REQUIREMENTS >> Can the data below be set down again exactly, line for line?

* * * * *

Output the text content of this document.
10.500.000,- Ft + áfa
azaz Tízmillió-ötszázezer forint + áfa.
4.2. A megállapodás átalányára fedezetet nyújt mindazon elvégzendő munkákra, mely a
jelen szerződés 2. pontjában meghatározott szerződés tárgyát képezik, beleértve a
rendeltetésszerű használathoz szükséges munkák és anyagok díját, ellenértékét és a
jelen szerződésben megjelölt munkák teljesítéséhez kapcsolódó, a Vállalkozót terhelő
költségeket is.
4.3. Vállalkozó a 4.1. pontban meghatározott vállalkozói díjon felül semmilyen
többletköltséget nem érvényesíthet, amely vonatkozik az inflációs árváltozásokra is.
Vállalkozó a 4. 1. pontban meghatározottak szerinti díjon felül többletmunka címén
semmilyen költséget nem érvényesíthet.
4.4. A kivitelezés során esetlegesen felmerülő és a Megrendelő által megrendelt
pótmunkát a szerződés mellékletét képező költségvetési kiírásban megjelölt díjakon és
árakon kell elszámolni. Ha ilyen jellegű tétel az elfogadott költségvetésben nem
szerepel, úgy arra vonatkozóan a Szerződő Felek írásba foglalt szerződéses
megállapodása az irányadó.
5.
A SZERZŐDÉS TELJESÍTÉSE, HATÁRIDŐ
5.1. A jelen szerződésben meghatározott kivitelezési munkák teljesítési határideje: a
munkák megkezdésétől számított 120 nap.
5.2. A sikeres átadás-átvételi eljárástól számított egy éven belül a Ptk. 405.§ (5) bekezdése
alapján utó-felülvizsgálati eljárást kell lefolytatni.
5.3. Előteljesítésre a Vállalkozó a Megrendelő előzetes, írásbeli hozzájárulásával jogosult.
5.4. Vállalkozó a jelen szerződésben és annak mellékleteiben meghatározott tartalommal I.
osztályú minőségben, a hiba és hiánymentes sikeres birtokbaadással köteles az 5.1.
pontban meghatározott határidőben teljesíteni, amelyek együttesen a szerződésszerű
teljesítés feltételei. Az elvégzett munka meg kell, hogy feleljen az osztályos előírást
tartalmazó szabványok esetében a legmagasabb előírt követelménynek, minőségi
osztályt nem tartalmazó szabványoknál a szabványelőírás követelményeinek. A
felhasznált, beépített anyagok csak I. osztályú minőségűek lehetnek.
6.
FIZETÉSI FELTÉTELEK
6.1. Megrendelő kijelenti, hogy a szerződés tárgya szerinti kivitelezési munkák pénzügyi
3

* * * * *

FINISHED EXERCISE >>
Output the text content of this document.
10.500.000,- Ft + áfa
azaz Tízmillió-ötszázezer forint + áfa.
4.2. A megállapodás átalányára fedezetet nyújt mindazon elvégzendő munkákra, mely a
jelen szerződés 2. pontjában meghatározott szerződés tárgyát képezik, beleértve a
rendeltetésszerű használathoz szükséges munkák és anyagok díját, ellenértékét és a
jelen szerződésben megjelölt munkák teljesítéséhez kapcsolódó, a Vállalkozót terhelő
költségeket is.
4.3. Vállalkozó a 4.1. pontban meghatározott vállalkozói díjon felül semmilyen
többletköltséget nem érvényesíthet, amely vonatkozik az inflációs árváltozásokra is.
Vállalkozó a 4. 1. pontban meghatározottak szerinti díjon felül többletmunka címén
semmilyen költséget nem érvényesíthet.
4.4. A kivitelezés során esetlegesen felmerülő és a Megrendelő által megrendelt
pótmunkát a szerződés mellékletét képező költségvetési kiírásban megjelölt díjakon és
árakon kell elszámolni. Ha ilyen jellegű tétel az elfogadott költségvetésben nem
szerepel, úgy arra vonatkozóan a Szerződő Felek írásba foglalt szerződéses
megállapodása az irányadó.
5.
A SZERZŐDÉS TELJESÍTÉSE, HATÁRIDŐ
5.1. A jelen szerződésben meghatározott kivitelezési munkák teljesítési határideje: a
munkák megkezdésétől számított 120 nap.
5.2. A sikeres átadás-átvételi eljárástól számított egy éven belül a Ptk. 405.§ (5) bekezdése
alapján utó-felülvizsgálati eljárást kell lefolytatni.
5.3. Előteljesítésre a Vállalkozó a Megrendelő előzetes, írásbeli hozzájárulásával jogosult.
5.4. Vállalkozó a jelen szerződésben és annak mellékleteiben meghatározott tartalommal I.
osztályú minőségben, a hiba és hiánymentes sikeres birtokbaadással köteles az 5.1.
pontban meghatározott határidőben teljesíteni, amelyek együttesen a szerződésszerű
teljesítés feltételei. Az elvégzett munka meg kell, hogy feleljen az osztályos előírást
tartalmazó szabványok esetében a legmagasabb előírt követelménynek, minőségi
osztályt nem tartalmazó szabványoknál a szabványelőírás követelményeinek. A
felhasznált, beépített anyagok csak I. osztályú minőségűek lehetnek.
6.
FIZETÉSI FELTÉTELEK
6.1. Megrendelő kijelenti, hogy a szerződés tárgya szerinti kivitelezési munkák pénzügyi
3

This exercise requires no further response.